Supplied information =>
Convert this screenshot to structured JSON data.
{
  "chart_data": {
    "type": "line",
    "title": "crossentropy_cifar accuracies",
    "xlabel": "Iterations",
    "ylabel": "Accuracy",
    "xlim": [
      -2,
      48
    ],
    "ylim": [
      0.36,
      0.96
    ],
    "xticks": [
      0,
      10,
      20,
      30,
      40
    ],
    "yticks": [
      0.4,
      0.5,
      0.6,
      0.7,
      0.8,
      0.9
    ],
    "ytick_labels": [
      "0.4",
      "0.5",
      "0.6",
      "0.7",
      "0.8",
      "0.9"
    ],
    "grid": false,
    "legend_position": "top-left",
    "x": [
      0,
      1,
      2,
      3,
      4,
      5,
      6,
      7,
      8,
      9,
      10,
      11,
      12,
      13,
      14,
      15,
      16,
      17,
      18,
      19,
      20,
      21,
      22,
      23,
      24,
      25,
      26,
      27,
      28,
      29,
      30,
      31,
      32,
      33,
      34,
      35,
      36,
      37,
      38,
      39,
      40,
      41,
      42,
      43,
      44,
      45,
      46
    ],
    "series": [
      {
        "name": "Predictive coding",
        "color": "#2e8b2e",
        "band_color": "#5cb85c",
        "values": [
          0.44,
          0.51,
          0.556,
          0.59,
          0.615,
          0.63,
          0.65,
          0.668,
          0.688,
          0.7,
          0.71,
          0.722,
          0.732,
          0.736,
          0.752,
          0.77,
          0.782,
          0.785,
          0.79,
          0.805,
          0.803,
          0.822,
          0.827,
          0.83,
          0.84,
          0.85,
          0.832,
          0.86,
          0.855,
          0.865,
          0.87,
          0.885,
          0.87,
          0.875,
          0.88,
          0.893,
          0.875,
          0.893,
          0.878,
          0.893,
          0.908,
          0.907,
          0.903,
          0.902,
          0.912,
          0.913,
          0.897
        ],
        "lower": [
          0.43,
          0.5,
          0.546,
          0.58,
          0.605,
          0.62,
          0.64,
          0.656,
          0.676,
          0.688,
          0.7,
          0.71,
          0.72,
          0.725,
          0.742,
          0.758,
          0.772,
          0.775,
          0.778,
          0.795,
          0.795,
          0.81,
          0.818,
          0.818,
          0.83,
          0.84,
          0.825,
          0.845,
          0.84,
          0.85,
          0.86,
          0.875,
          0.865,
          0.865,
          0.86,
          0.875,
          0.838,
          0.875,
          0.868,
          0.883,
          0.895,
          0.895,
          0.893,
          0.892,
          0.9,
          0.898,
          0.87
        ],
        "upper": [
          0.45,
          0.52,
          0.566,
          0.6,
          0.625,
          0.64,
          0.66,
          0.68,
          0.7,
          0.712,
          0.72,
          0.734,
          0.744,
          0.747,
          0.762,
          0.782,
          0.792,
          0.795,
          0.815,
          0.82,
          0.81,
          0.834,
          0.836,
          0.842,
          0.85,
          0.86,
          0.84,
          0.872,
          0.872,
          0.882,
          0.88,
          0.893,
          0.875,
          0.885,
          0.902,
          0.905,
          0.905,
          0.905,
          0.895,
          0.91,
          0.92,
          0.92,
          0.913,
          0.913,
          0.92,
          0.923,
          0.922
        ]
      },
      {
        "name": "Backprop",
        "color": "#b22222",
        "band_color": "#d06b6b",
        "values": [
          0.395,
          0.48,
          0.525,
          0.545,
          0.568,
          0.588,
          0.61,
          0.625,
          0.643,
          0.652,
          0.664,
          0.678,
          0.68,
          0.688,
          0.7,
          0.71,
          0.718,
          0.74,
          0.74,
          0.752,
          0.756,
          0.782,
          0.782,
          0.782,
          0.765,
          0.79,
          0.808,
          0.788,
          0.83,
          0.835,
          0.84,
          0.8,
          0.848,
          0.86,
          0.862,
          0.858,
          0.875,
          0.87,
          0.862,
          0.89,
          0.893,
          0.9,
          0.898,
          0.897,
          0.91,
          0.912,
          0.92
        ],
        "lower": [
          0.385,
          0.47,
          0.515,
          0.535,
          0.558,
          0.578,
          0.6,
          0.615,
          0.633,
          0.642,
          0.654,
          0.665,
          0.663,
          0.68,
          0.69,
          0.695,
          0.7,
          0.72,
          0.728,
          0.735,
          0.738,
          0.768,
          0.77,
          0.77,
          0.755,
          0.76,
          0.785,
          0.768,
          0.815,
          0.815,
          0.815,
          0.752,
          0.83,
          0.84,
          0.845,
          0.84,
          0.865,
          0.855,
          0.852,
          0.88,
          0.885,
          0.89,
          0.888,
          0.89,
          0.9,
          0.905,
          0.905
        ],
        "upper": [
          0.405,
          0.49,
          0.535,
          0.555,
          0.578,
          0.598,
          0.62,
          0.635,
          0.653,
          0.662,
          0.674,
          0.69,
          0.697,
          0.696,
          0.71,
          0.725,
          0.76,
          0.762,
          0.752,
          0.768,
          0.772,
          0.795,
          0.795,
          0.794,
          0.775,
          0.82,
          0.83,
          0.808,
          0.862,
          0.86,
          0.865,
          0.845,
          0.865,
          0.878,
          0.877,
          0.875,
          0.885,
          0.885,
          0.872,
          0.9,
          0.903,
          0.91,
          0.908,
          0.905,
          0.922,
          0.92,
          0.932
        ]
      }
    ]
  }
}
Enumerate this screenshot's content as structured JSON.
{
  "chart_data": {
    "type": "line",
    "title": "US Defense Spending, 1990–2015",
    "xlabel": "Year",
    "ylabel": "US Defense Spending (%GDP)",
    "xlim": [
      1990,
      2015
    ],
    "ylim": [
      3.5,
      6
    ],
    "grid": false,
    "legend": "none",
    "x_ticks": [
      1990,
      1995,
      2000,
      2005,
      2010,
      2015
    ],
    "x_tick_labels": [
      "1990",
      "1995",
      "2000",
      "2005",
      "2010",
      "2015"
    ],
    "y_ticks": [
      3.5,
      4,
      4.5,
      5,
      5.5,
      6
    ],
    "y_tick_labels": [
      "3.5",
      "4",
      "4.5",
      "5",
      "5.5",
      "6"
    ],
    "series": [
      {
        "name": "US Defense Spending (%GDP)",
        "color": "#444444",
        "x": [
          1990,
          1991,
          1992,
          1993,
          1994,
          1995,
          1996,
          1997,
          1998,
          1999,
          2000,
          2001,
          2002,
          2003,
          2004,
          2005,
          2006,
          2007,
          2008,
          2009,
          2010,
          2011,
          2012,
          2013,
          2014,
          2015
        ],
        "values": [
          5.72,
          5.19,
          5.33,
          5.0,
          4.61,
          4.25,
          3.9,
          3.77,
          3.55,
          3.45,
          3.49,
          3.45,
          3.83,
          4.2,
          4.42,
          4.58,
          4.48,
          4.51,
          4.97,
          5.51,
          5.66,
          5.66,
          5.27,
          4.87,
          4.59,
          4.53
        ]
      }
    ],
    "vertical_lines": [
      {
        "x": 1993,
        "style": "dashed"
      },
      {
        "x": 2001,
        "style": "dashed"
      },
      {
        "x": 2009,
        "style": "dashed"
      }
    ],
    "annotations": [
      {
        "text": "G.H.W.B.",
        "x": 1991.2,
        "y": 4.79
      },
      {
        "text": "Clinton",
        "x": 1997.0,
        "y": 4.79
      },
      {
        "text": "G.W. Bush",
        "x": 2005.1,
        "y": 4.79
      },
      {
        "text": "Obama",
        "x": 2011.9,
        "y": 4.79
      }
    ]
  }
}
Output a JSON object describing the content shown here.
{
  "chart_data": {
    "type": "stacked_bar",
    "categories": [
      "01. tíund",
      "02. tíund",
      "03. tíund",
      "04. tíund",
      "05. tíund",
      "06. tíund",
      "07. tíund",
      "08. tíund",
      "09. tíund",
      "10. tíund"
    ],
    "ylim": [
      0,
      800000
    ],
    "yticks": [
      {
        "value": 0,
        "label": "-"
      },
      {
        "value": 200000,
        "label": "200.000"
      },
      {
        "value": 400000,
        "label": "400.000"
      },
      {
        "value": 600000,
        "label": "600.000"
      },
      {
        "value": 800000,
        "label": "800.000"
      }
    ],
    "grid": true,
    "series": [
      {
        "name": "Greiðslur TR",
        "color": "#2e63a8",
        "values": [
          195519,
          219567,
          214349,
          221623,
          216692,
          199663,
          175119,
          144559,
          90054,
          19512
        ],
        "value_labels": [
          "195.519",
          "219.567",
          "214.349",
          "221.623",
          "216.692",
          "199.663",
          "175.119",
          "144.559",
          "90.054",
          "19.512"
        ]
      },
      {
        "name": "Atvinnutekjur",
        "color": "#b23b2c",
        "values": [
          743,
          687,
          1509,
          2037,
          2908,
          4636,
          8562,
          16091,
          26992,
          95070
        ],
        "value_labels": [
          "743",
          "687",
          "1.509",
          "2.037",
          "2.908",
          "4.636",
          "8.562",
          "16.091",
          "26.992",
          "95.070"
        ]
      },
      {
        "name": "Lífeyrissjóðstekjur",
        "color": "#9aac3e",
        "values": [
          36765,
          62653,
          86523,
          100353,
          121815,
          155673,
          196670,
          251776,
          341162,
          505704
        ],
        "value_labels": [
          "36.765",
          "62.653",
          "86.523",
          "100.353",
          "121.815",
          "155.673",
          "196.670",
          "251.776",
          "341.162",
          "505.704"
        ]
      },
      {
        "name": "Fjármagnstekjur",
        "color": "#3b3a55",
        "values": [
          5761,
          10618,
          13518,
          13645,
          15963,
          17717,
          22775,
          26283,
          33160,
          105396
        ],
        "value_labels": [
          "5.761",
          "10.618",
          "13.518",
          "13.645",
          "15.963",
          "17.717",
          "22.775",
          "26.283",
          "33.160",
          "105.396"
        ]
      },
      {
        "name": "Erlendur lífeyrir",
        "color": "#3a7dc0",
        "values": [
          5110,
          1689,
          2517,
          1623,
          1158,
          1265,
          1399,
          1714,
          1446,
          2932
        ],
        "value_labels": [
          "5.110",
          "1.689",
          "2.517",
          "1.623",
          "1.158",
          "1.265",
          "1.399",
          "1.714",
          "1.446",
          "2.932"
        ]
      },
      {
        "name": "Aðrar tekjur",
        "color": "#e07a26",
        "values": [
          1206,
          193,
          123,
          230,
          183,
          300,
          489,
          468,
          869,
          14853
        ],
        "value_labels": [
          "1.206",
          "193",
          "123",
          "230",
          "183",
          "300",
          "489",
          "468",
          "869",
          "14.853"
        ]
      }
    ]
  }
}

Problem =>
In the material above, find the lines that contain "Spending" and show them.

Exercise solution =>
    "title": "US Defense Spending, 1990–2015",
    "ylabel": "US Defense Spending (%GDP)",
        "name": "US Defense Spending (%GDP)",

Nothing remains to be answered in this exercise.